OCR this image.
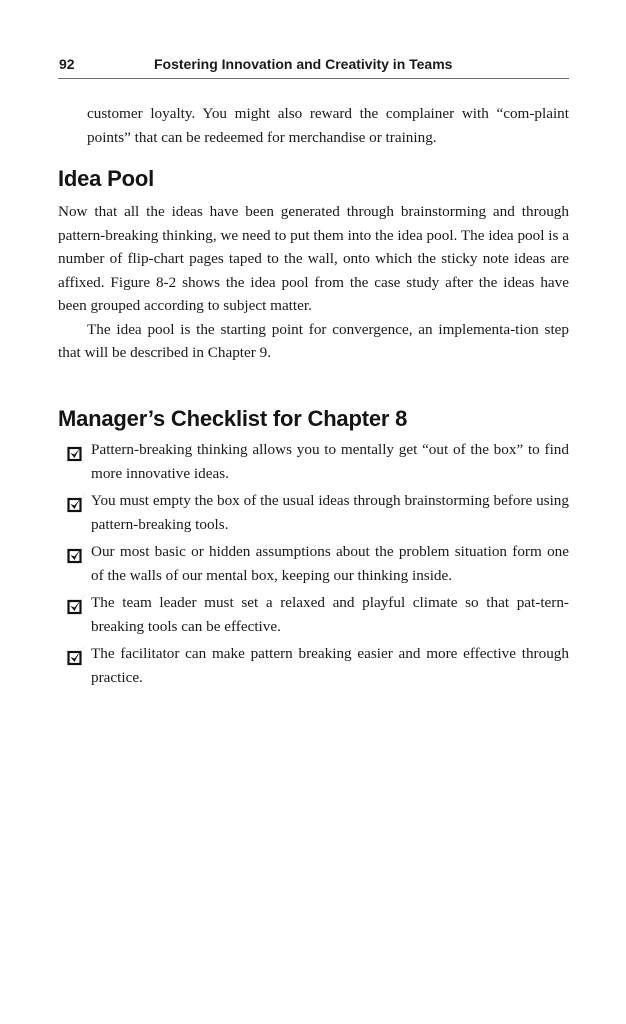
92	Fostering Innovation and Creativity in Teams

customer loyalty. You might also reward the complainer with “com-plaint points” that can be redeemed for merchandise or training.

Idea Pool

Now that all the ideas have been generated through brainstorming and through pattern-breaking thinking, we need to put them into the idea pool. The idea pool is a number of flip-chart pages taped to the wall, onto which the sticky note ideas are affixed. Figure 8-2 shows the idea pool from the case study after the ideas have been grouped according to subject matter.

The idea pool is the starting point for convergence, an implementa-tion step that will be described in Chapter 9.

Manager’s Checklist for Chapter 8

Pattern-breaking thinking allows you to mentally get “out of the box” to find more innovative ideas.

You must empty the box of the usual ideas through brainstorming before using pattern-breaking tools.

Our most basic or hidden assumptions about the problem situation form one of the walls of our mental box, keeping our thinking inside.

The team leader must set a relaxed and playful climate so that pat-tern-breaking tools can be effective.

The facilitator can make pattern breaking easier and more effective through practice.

▸ **WHAT TO PRODUCE**:
From the records above, pick out and copy each line holding the word "effective".

▸ **RESULT**:
The team leader must set a relaxed and playful climate so that pat-tern-breaking tools can be effective.
The facilitator can make pattern breaking easier and more effective through practice.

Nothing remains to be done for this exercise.